Identify every line containing the word "right" and reproduce each one.

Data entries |
-- BEGIN --
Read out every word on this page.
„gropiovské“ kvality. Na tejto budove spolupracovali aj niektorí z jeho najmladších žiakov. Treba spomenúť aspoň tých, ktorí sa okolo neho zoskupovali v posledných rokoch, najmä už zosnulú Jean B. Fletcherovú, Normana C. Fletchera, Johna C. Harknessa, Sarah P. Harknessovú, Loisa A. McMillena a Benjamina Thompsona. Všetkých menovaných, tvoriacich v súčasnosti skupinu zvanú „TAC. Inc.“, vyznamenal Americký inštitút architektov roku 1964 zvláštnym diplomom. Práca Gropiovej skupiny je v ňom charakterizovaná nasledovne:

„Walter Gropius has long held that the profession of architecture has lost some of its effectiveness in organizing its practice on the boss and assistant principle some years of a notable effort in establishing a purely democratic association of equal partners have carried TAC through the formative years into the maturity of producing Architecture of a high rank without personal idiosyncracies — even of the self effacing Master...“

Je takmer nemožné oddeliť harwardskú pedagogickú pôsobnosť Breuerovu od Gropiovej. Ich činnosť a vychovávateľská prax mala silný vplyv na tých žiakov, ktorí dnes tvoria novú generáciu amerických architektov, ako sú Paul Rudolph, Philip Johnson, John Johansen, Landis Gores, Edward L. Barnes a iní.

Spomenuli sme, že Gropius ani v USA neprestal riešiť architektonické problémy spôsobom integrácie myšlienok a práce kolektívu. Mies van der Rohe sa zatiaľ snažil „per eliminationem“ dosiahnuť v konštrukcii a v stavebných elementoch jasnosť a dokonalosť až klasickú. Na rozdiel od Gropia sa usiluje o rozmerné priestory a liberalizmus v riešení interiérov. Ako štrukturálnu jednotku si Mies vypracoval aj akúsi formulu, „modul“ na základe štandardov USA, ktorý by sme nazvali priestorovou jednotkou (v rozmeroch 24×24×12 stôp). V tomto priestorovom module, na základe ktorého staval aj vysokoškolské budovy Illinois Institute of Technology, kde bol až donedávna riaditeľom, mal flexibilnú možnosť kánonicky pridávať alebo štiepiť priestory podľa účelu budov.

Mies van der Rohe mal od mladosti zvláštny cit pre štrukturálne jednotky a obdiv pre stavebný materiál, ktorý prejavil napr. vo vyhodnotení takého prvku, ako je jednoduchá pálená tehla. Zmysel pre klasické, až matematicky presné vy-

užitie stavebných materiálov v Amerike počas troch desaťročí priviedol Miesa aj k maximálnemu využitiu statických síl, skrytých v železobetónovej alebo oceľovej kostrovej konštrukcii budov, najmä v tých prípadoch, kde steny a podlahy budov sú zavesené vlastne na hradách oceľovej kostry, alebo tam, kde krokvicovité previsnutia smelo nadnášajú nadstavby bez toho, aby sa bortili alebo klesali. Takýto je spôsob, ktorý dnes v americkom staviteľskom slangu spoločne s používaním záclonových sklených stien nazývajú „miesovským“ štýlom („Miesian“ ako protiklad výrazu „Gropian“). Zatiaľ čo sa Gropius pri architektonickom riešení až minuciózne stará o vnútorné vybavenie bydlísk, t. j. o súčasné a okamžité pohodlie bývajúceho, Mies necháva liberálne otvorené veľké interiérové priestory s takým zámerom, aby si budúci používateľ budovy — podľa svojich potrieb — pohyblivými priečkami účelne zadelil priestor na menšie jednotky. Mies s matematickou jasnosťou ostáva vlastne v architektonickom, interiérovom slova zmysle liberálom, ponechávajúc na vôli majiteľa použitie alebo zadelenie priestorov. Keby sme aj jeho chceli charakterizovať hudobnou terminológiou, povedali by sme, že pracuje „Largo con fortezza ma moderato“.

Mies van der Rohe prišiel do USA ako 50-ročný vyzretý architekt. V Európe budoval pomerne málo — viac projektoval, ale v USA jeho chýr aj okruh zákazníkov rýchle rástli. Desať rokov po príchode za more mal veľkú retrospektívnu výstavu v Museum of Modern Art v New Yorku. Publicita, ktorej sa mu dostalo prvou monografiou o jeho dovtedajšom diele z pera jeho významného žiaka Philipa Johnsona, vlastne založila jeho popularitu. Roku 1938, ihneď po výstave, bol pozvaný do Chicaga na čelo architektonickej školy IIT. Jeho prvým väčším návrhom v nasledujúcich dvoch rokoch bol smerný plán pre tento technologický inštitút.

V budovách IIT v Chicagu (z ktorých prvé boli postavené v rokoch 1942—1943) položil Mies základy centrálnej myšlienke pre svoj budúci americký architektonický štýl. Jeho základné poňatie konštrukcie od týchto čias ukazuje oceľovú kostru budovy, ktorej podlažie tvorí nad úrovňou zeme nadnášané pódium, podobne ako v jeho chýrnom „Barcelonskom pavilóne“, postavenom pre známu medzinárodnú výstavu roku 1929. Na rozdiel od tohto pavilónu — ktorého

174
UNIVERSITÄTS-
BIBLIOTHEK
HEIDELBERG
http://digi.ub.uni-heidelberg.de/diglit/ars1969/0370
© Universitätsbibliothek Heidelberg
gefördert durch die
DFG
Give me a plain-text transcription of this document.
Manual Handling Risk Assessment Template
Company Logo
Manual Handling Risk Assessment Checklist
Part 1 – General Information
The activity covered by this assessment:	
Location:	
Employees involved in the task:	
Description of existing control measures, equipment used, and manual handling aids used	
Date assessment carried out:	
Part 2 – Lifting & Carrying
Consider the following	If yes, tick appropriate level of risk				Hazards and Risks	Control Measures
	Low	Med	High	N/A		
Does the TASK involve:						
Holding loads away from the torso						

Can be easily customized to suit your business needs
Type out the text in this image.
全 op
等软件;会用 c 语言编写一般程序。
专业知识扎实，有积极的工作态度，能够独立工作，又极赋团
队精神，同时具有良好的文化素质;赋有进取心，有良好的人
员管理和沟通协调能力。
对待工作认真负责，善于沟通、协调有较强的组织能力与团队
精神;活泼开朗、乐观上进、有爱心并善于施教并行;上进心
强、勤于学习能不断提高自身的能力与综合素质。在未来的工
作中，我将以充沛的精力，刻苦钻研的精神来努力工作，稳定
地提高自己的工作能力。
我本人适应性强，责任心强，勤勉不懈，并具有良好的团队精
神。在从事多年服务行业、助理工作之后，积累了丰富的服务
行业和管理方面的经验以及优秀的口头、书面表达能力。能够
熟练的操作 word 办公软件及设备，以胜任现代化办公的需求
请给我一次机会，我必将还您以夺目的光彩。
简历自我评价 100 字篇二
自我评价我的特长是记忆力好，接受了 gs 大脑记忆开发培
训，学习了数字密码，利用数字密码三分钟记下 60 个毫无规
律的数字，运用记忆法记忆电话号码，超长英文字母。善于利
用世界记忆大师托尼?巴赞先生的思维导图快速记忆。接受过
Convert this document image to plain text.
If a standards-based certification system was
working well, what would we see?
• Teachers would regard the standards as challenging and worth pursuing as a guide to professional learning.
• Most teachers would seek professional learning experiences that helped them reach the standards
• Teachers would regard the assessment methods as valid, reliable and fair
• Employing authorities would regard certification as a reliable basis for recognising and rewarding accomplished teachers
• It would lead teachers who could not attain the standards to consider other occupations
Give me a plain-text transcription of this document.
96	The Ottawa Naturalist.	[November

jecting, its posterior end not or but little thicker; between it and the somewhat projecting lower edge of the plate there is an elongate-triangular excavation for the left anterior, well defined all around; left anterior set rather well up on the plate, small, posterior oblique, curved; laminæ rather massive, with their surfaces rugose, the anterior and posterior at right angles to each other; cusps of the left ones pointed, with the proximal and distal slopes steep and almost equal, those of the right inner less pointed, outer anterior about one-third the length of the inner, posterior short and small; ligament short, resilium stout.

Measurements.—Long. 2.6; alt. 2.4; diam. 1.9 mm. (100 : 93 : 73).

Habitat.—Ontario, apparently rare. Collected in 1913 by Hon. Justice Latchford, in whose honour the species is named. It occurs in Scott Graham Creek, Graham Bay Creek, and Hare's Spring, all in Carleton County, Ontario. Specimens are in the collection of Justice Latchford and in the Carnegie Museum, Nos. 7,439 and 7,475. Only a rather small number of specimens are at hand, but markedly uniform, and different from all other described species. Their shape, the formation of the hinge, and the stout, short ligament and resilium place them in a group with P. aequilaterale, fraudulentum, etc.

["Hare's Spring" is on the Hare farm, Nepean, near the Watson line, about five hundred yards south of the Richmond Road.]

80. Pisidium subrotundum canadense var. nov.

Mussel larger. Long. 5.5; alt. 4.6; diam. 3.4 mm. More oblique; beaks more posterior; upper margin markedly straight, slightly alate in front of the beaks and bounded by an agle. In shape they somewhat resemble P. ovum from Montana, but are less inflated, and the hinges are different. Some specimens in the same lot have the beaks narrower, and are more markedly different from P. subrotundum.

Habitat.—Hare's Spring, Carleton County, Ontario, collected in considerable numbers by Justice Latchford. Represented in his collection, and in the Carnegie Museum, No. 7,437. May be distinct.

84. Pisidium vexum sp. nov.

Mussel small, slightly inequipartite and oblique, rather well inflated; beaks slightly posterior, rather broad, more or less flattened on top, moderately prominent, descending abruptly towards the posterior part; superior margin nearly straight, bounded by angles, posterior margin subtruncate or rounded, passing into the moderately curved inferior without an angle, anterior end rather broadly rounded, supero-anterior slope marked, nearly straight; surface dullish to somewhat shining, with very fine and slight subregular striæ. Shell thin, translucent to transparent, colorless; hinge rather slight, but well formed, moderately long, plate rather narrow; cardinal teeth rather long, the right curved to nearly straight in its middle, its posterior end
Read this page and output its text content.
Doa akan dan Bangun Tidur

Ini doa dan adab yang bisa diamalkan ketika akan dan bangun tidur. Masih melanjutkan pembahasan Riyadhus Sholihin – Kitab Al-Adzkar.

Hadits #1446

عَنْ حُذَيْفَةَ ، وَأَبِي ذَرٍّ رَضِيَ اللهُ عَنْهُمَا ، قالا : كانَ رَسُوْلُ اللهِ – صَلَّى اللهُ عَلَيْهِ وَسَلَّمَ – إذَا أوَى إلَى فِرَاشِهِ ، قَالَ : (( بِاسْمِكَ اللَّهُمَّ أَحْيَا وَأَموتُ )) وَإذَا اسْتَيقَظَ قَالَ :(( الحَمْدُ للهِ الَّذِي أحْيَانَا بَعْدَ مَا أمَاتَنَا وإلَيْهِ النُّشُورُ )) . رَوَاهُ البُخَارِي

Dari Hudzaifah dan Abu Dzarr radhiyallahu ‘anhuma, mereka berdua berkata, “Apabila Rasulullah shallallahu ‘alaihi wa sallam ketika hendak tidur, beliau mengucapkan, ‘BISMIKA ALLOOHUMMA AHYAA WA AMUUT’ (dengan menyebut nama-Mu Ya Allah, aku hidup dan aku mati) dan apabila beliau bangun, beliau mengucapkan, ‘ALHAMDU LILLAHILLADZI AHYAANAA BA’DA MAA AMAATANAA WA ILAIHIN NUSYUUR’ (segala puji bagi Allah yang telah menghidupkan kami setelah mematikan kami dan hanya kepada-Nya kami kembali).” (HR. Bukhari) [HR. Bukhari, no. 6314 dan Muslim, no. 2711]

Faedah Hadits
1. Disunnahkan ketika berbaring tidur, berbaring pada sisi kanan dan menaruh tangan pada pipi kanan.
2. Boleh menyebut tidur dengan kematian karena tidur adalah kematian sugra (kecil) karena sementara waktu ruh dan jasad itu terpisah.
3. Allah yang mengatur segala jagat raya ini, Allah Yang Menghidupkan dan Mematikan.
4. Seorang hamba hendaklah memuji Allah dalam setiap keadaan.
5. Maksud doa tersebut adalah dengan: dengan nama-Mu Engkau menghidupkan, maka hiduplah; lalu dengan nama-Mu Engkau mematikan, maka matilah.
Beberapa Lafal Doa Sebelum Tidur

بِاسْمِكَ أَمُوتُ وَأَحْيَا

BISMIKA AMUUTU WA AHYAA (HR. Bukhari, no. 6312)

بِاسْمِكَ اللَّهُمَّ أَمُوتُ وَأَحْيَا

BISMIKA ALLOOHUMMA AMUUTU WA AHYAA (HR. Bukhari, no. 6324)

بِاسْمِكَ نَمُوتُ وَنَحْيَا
-- END --
RESPONSE TO THE TASK |
jecting, its posterior end not or but little thicker; between it and the somewhat projecting lower edge of the plate there is an elongate-triangular excavation for the left anterior, well defined all around; left anterior set rather well up on the plate, small, posterior oblique, curved; laminæ rather massive, with their surfaces rugose, the anterior and posterior at right angles to each other; cusps of the left ones pointed, with the proximal and distal slopes steep and almost equal, those of the right inner less pointed, outer anterior about one-third the length of the inner, posterior short and small; ligament short, resilium stout.
Mussel small, slightly inequipartite and oblique, rather well inflated; beaks slightly posterior, rather broad, more or less flattened on top, moderately prominent, descending abruptly towards the posterior part; superior margin nearly straight, bounded by angles, posterior margin subtruncate or rounded, passing into the moderately curved inferior without an angle, anterior end rather broadly rounded, supero-anterior slope marked, nearly straight; surface dullish to somewhat shining, with very fine and slight subregular striæ. Shell thin, translucent to transparent, colorless; hinge rather slight, but well formed, moderately long, plate rather narrow; cardinal teeth rather long, the right curved to nearly straight in its middle, its posterior end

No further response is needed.